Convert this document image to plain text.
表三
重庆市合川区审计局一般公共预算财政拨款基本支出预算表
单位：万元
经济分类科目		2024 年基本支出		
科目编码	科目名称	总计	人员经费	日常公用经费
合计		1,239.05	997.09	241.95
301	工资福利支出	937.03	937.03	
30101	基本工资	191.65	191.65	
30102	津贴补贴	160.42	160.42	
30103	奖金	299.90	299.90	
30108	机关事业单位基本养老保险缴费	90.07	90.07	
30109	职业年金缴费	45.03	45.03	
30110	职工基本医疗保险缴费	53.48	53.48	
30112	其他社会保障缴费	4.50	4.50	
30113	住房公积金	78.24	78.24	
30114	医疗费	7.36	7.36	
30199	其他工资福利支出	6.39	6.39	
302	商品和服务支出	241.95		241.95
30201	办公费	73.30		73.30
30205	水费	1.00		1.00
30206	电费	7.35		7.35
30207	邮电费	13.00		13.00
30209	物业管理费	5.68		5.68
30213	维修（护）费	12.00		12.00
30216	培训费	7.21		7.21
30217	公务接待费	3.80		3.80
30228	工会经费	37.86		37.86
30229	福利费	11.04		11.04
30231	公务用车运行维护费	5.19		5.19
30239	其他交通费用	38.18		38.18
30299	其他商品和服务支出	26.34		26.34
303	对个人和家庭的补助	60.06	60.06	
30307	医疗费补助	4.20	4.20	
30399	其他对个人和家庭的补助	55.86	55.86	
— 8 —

Instructions to follow: Send back every record, precisely as written.

The reply:
Convert this document image to plain text.
表三
重庆市合川区审计局一般公共预算财政拨款基本支出预算表
单位：万元
经济分类科目		2024 年基本支出		
科目编码	科目名称	总计	人员经费	日常公用经费
合计		1,239.05	997.09	241.95
301	工资福利支出	937.03	937.03	
30101	基本工资	191.65	191.65	
30102	津贴补贴	160.42	160.42	
30103	奖金	299.90	299.90	
30108	机关事业单位基本养老保险缴费	90.07	90.07	
30109	职业年金缴费	45.03	45.03	
30110	职工基本医疗保险缴费	53.48	53.48	
30112	其他社会保障缴费	4.50	4.50	
30113	住房公积金	78.24	78.24	
30114	医疗费	7.36	7.36	
30199	其他工资福利支出	6.39	6.39	
302	商品和服务支出	241.95		241.95
30201	办公费	73.30		73.30
30205	水费	1.00		1.00
30206	电费	7.35		7.35
30207	邮电费	13.00		13.00
30209	物业管理费	5.68		5.68
30213	维修（护）费	12.00		12.00
30216	培训费	7.21		7.21
30217	公务接待费	3.80		3.80
30228	工会经费	37.86		37.86
30229	福利费	11.04		11.04
30231	公务用车运行维护费	5.19		5.19
30239	其他交通费用	38.18		38.18
30299	其他商品和服务支出	26.34		26.34
303	对个人和家庭的补助	60.06	60.06	
30307	医疗费补助	4.20	4.20	
30399	其他对个人和家庭的补助	55.86	55.86	
— 8 —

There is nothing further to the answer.